====== Verilen Metin
Cumhuriyet Halk Partisi'nin (CHP) Silivri'de tutuklu bulunan Cumhurbaşkanı adayı ve İBB Başkanı Ekrem İmamoğlu'na özgürlük ve erken seçim talebiyle her hafta Türkiye’nin başka bir ilinde düzenlediği "Millet İradesine Sahip Çıkıyor" mitinglerinin bu haftaki adresi Antalya oldu.
Mitingin yapılacağı Turgut Özal Spor Salonu'nun önü polis barikatları ile kapatıldı. Miting alanına Türk bayrağı, Türkiye Cumhuriyeti'nin kurucusu Mustafa Kemal Atatürk'ün posterleri ve CHP bayrakları asıldı.
Saat 18.00'de başlayacak miting öncesi CHP milletvekilleri spor salonu binasına İmamoğlu'nun fotoğrafının yer aldığı "Free İmamoğlu - İmamoğlu'na Özgürlük" pankartı astı.
İMAMOĞLU: EŞİĞİN TAM ORTASINDAYIZ
CHP'nin Antalya'da düzenlediği mitinge, Silivri'de tutuklu bulunan Cumhurbaşkanı adayı Ekrem İmamoğlu da mesaj gönderdi.
İmamoğlu'nun mesajı özetle şöyle:
"Zaman zaman toplumlar, bir eşikten geçer. İşte biz de o eşiğin tam ortasındayız. Ya yönümüzü adalete, liyakate, ortak akla çevirip yepyeni bir sayfa açacağız ya da mevcut düzenin bizi içine çektiği belirsizlik ve güvensizlik sarmalına mahkum kalacağız.
Bugün ülkemizde en çok yıpranan değerlerin başında adalet duygusu geliyor. Haksızlığa uğrayanlar her geçen gün artıyor, hakkını arayanlar ise suçlu gibi gösteriliyor. Oysa bir toplumun ayakta kalabilmesi için önce hukuka, sonra da birbirine güvenmesi gerekir.
Kumpaslarına da zulümlerine de boyun eğmeyiz. Ön seçim kampanyası için sizlerle buluştuğumda da söylemiştim. Bu mücadelede Antalya’nın yeri ayrı. Çünkü Antalya, sadece bir şehir değil; tarımın, turizmin, teknolojinin kesiştiği bir potansiyel alanı.
============
====== Kaydedilen Veriler
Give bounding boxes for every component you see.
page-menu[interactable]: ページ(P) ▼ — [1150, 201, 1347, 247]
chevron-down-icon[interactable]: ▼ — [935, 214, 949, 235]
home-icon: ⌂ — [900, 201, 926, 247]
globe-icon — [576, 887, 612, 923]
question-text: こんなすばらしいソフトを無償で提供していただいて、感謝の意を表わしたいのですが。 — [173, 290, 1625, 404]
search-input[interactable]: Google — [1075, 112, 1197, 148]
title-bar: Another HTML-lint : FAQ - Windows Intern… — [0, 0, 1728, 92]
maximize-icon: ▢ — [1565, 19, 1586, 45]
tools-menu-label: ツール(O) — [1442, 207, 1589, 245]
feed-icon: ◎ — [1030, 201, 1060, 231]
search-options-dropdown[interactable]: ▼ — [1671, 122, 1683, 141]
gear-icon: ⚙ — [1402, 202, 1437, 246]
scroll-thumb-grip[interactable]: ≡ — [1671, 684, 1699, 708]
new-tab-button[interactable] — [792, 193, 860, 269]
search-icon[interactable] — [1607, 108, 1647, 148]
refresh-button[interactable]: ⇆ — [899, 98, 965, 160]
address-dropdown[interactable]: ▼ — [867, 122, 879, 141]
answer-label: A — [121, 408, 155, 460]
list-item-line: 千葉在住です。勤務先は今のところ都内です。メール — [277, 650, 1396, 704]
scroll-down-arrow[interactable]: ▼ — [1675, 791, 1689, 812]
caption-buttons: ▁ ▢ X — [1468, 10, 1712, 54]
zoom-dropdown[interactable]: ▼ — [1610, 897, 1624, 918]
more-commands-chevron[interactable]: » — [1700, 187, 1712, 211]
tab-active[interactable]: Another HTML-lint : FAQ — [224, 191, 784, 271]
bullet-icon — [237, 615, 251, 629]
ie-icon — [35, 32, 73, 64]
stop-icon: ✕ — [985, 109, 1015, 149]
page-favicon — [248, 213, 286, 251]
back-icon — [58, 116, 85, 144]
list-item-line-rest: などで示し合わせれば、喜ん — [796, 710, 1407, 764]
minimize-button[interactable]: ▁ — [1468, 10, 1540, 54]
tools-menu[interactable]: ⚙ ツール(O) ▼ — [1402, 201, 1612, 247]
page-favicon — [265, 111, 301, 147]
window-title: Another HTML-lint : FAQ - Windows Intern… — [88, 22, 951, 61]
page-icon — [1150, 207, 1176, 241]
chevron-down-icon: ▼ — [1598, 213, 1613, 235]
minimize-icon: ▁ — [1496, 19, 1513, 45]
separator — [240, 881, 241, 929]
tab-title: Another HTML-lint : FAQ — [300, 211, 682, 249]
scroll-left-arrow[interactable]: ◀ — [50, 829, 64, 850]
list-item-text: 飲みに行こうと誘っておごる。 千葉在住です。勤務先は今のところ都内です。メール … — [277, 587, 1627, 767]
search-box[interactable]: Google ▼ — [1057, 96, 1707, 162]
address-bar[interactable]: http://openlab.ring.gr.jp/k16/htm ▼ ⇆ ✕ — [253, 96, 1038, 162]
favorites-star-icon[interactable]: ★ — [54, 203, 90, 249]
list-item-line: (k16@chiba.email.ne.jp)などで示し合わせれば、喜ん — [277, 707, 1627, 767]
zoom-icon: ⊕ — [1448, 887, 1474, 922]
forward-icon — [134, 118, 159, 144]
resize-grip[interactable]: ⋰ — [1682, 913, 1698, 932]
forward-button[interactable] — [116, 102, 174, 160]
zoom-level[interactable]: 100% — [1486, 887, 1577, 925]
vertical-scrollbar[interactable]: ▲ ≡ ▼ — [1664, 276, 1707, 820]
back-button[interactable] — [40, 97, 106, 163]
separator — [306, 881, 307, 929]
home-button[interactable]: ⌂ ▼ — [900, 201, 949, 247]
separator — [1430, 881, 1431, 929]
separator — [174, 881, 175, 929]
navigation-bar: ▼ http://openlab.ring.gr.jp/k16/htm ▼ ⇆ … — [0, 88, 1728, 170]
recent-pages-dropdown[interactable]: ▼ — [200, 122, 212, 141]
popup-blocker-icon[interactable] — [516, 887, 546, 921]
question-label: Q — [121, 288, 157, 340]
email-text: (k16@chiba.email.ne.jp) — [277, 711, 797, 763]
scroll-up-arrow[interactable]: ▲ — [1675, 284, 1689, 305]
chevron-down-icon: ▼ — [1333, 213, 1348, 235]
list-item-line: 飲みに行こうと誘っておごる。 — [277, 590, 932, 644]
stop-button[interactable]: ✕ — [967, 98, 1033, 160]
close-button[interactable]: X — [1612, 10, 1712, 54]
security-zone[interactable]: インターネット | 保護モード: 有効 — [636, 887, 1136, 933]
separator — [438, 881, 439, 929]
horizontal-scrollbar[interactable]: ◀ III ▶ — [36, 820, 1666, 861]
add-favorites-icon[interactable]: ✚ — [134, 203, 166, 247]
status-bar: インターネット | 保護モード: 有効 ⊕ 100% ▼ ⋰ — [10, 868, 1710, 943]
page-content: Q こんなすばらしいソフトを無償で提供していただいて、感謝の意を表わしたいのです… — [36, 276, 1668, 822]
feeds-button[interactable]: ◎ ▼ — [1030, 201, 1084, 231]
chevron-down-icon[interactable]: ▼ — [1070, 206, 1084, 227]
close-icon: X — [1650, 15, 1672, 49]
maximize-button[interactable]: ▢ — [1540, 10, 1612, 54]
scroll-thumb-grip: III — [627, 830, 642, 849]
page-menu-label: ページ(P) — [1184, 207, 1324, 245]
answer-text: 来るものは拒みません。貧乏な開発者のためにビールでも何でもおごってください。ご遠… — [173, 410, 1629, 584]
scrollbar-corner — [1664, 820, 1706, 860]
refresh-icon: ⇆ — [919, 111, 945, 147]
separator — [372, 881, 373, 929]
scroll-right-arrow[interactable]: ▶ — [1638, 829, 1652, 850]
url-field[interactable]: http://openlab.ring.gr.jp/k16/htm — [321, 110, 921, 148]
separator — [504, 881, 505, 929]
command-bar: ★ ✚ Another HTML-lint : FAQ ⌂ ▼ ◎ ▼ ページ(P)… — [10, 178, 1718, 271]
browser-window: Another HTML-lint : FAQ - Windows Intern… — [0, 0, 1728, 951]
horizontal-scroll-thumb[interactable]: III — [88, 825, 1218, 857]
============
● **İstenenler**
**1)** Miting haberinden "Bugün ülkemizde en" ifadesinden "birbirine güvenmesi gerekir." ifadesine kadar uzanan bölümü aynen alıntılayın.
**2)** Miting haberine dayanarak aşağıdaki soruları yanıtlayın:
(a) Mitingin yapılacağı spor salonunun adı nedir?
(b) Miting saat kaçta başlayacaktı?
(c) İmamoğlu'nun mesajına göre ülkede en çok yıpranan değerlerin başında ne geliyor?
**3)** Aşağıdaki ifadelerin miting haberiyle uyuşup uyuşmadığını belirtin. Her biri için evet ya da hayır deyin ve karara dayanak olan sözleri haberden aynen aktarın.
(a) Mitingler her hafta aynı ilde düzenleniyor.
(b) Mitingin yapılacağı salonun önü polis barikatlarıyla kapatıldı.
(c) İmamoğlu, Antalya'daki mitinge bizzat katıldı.
Kayıtlar başka bir kaynaktan alınmıştır.

● **Görevlere Göre Yanıtlar**
**1)**
Bugün ülkemizde en çok yıpranan değerlerin başında adalet duygusu geliyor. Haksızlığa uğrayanlar her geçen gün artıyor, hakkını arayanlar ise suçlu gibi gösteriliyor. Oysa bir toplumun ayakta kalabilmesi için önce hukuka, sonra da birbirine güvenmesi gerekir.

**2)**
(a) Turgut Özal Spor Salonu.
(b) Saat 18.00'de.
(c) Adalet duygusu.

**3)**
(a) Hayır: "her hafta Türkiye’nin başka bir ilinde düzenlediği"
(b) Evet: "Mitingin yapılacağı Turgut Özal Spor Salonu'nun önü polis barikatları ile kapatıldı."
(c) Hayır: "Silivri'de tutuklu bulunan Cumhurbaşkanı adayı Ekrem İmamoğlu da mesaj gönderdi."